**ページ本文**
━━━━━━

チーム・バチスタの栄光(下) 「このミス」大賞シリーズ (宝島社文庫 600) (宝島社文庫 (600))
チーム・バチスタの栄光(下) 「このミス」大賞シリーズ (宝島社文庫 600) (宝島社文庫 (600))
海堂 尊

今ドラマしてますね。本屋でバイトしていた時から気にしていた本が文庫で読めるのは何と言うか感慨深いです。
さて、感想ですが。

*ドラマの配役に対する愚痴が書いてあります。ドラマを見ている人は不愉快になるかもしれませんのでドラマのファンの方は読まない方がいいです。

*ドラマと原作だと犯人が違うそうですが、話に核心に触れる記述があります。ネタバレ嫌いな人は読まない方がいいです。


と一応予防線を張って、感想行ってみましょう。
オー。
主人公の田口先生は精神科の医師で、大学病院の権力闘争には興味を示さず、のほほんとさぼる事が好きな人です。しかしカウンセラーとしてはかなりの腕を示し、陰口で「愚痴外来」と呼ばれる、病院で入院して心に少しもやのかかった人達の話を聞いてあげる外来で働いています。

━━━━━━

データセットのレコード
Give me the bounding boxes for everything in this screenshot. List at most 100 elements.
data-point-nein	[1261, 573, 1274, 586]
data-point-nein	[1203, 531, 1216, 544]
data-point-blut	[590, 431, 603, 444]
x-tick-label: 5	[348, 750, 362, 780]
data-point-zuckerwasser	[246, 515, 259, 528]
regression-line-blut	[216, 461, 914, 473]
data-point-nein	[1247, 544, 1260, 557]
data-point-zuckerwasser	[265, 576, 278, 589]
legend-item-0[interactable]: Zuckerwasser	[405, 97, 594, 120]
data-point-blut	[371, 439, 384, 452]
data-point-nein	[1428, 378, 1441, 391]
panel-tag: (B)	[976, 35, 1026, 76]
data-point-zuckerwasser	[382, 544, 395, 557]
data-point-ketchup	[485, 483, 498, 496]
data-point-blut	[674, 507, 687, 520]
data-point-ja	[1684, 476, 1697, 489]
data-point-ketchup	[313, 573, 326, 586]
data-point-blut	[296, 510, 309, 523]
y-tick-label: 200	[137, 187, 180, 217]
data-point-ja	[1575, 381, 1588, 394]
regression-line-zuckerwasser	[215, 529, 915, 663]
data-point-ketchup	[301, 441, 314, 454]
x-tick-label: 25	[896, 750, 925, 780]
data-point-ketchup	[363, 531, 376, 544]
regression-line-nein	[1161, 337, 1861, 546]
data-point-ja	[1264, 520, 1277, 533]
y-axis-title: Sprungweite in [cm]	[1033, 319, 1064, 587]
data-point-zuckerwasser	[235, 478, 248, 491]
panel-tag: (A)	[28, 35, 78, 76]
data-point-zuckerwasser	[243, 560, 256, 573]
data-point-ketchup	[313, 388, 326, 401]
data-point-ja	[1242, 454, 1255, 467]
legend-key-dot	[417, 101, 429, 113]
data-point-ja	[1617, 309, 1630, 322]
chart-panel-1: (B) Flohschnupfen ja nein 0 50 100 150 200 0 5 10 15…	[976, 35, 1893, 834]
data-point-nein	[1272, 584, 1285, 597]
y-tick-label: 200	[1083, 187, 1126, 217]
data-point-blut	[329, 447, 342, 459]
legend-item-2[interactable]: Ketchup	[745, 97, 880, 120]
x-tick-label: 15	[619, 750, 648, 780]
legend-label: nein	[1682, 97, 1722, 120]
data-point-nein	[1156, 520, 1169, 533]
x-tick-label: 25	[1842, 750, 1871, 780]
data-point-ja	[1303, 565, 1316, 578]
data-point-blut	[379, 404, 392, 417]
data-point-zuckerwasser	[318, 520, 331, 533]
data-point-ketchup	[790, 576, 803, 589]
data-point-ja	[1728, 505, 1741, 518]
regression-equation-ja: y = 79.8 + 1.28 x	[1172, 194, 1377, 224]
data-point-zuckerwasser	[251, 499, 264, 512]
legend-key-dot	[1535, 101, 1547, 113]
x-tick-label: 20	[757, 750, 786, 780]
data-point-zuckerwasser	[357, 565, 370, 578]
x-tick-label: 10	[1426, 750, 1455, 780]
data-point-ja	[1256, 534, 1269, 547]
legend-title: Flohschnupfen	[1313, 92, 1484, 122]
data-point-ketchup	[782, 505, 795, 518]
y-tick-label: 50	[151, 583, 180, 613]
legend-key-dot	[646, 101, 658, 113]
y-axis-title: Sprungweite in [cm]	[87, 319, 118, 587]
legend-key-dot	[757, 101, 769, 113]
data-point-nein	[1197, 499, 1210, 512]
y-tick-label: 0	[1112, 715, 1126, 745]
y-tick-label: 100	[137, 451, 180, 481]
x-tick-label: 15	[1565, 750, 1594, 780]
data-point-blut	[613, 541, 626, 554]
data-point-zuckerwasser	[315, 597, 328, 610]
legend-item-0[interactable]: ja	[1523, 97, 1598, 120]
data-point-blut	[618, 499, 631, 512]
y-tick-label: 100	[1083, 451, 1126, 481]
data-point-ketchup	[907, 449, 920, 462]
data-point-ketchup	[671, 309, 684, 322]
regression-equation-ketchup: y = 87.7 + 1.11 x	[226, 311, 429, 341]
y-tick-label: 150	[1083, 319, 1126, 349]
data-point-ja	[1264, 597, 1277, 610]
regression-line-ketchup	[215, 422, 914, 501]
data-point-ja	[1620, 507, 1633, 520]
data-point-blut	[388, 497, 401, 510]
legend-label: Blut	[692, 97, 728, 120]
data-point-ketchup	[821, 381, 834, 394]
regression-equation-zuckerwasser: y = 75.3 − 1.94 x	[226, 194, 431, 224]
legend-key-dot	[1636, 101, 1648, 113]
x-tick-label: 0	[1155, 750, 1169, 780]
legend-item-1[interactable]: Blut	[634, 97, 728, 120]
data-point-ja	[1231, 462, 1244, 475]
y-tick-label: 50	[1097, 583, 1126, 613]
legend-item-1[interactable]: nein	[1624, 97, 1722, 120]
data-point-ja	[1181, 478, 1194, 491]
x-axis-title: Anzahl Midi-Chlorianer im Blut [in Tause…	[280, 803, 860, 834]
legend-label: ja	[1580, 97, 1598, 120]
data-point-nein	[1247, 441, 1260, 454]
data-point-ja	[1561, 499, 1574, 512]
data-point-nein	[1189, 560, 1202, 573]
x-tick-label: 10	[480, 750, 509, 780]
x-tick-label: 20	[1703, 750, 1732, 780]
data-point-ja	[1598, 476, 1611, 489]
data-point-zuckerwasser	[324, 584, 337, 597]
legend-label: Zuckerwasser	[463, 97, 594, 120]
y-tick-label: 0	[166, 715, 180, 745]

━━━━━━

**課題一覧**
1. 本文に基づき、次の問いに答えてください。
(a) 書き手がアルバイトをしていた場所はどこですか。
(b) 主人公の田口先生は何科の医師ですか。
(c) 田口先生が働いている外来は、陰口で何と呼ばれていますか。
2. 本文のうち、「今ドラマしてますね。本屋でバ」から「な人は読まない方がいいです。」までを、両端を含めてそのまま書き写してください。
3. 本文で主人公の田口先生について述べられている事柄をすべて挙げてください。
レコードは本文とは別個の資料です。

**課題別の結果**
1.
(a) 本屋
(b) 精神科
(c) 「愚痴外来」

2.
今ドラマしてますね。本屋でバイトしていた時から気にしていた本が文庫で読めるのは何と言うか感慨深いです。
さて、感想ですが。

*ドラマの配役に対する愚痴が書いてあります。ドラマを見ている人は不愉快になるかもしれませんのでドラマのファンの方は読まない方がいいです。

*ドラマと原作だと犯人が違うそうですが、話に核心に触れる記述があります。ネタバレ嫌いな人は読まない方がいいです。

3.
- 精神科の医師である
- 大学病院の権力闘争には興味を示さない
- のほほんとさぼる事が好きである
- カウンセラーとしてかなりの腕を示す
- 陰口で「愚痴外来」と呼ばれる外来で働いている